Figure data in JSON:
-=-=-

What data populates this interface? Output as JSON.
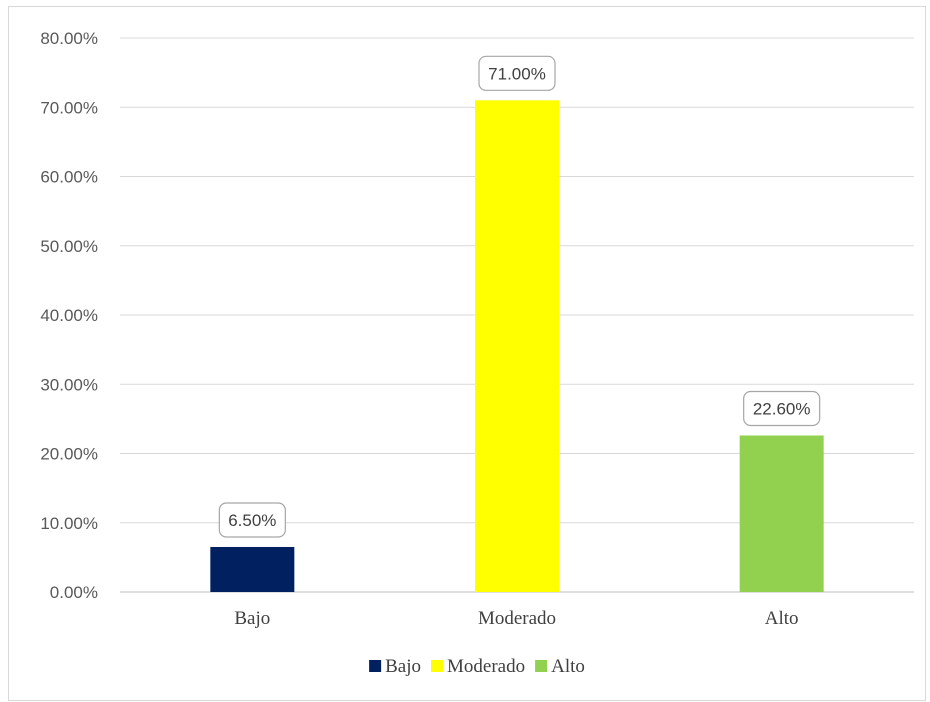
{
  "chart_data": {
    "type": "bar",
    "title": "",
    "xlabel": "",
    "ylabel": "",
    "categories": [
      "Bajo",
      "Moderado",
      "Alto"
    ],
    "values": [
      6.5,
      71.0,
      22.6
    ],
    "value_labels": [
      "6.50%",
      "71.00%",
      "22.60%"
    ],
    "colors": [
      "#002060",
      "#ffff00",
      "#92d050"
    ],
    "ylim": [
      0,
      80
    ],
    "yticks": [
      0,
      10,
      20,
      30,
      40,
      50,
      60,
      70,
      80
    ],
    "ytick_labels": [
      "0.00%",
      "10.00%",
      "20.00%",
      "30.00%",
      "40.00%",
      "50.00%",
      "60.00%",
      "70.00%",
      "80.00%"
    ],
    "grid": true,
    "legend": {
      "position": "bottom",
      "entries": [
        "Bajo",
        "Moderado",
        "Alto"
      ]
    }
  }
}
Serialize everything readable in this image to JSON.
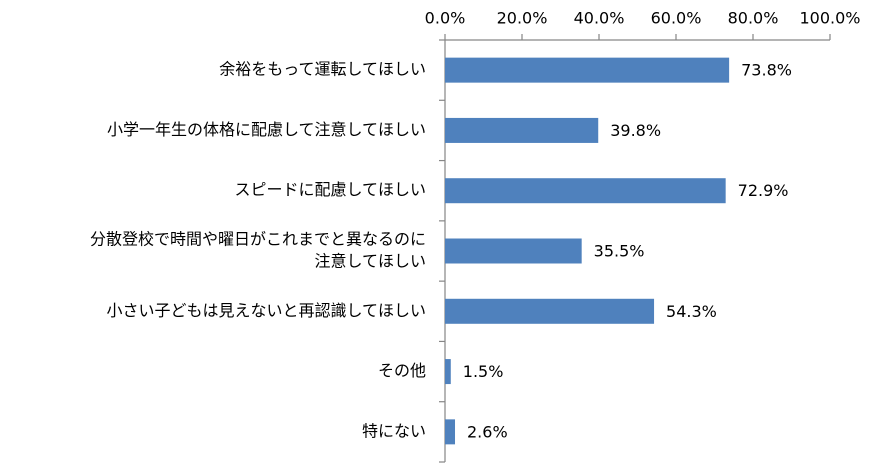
{
  "chart_data": {
    "type": "bar",
    "orientation": "horizontal",
    "categories": [
      [
        "余裕をもって運転してほしい"
      ],
      [
        "小学一年生の体格に配慮して注意してほしい"
      ],
      [
        "スピードに配慮してほしい"
      ],
      [
        "分散登校で時間や曜日がこれまでと異なるのに",
        "注意してほしい"
      ],
      [
        "小さい子どもは見えないと再認識してほしい"
      ],
      [
        "その他"
      ],
      [
        "特にない"
      ]
    ],
    "values": [
      73.8,
      39.8,
      72.9,
      35.5,
      54.3,
      1.5,
      2.6
    ],
    "value_labels": [
      "73.8%",
      "39.8%",
      "72.9%",
      "35.5%",
      "54.3%",
      "1.5%",
      "2.6%"
    ],
    "x_ticks": [
      "0.0%",
      "20.0%",
      "40.0%",
      "60.0%",
      "80.0%",
      "100.0%"
    ],
    "xlim": [
      0,
      100
    ],
    "x_axis_position": "top",
    "grid": false,
    "bar_color": "#4f81bd",
    "axis_color": "#868686"
  }
}
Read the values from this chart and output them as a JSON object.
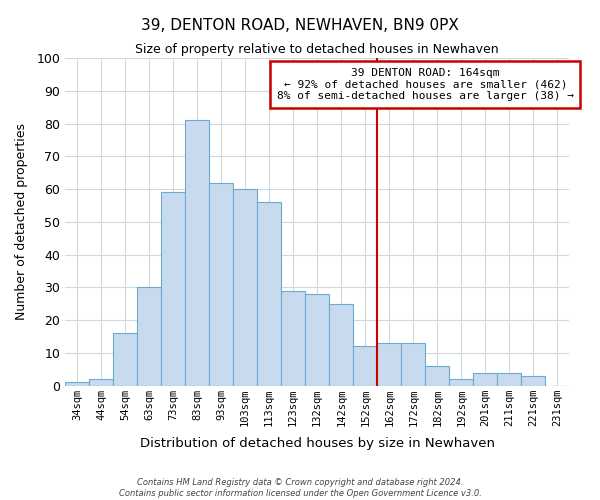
{
  "title": "39, DENTON ROAD, NEWHAVEN, BN9 0PX",
  "subtitle": "Size of property relative to detached houses in Newhaven",
  "xlabel": "Distribution of detached houses by size in Newhaven",
  "ylabel": "Number of detached properties",
  "bar_labels": [
    "34sqm",
    "44sqm",
    "54sqm",
    "63sqm",
    "73sqm",
    "83sqm",
    "93sqm",
    "103sqm",
    "113sqm",
    "123sqm",
    "132sqm",
    "142sqm",
    "152sqm",
    "162sqm",
    "172sqm",
    "182sqm",
    "192sqm",
    "201sqm",
    "211sqm",
    "221sqm",
    "231sqm"
  ],
  "bar_values": [
    1,
    2,
    16,
    30,
    59,
    81,
    62,
    60,
    56,
    29,
    28,
    25,
    12,
    13,
    13,
    6,
    2,
    4,
    4,
    3,
    0
  ],
  "bar_color": "#c8daee",
  "bar_edge_color": "#6aabcf",
  "ylim": [
    0,
    100
  ],
  "grid_color": "#d0d8e0",
  "vline_x": 13,
  "vline_color": "#cc0000",
  "annotation_title": "39 DENTON ROAD: 164sqm",
  "annotation_line1": "← 92% of detached houses are smaller (462)",
  "annotation_line2": "8% of semi-detached houses are larger (38) →",
  "annotation_box_color": "#ffffff",
  "annotation_box_edge": "#cc0000",
  "footer_line1": "Contains HM Land Registry data © Crown copyright and database right 2024.",
  "footer_line2": "Contains public sector information licensed under the Open Government Licence v3.0."
}
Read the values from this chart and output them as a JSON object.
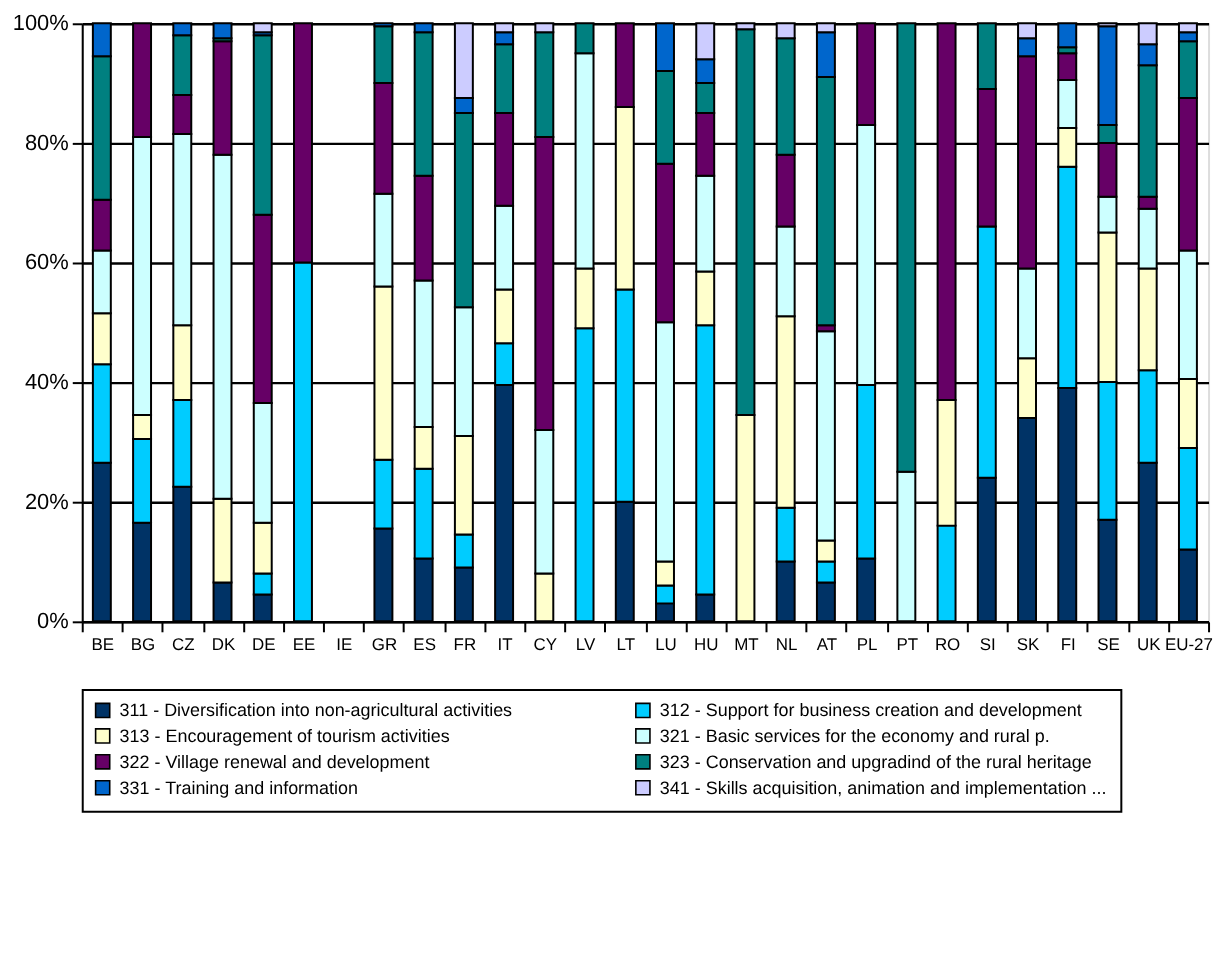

-=-=-

• **Work to do**: Among the lines of the records above, count those holding the string "ylabel", and report only the number.

• **Reply**: 2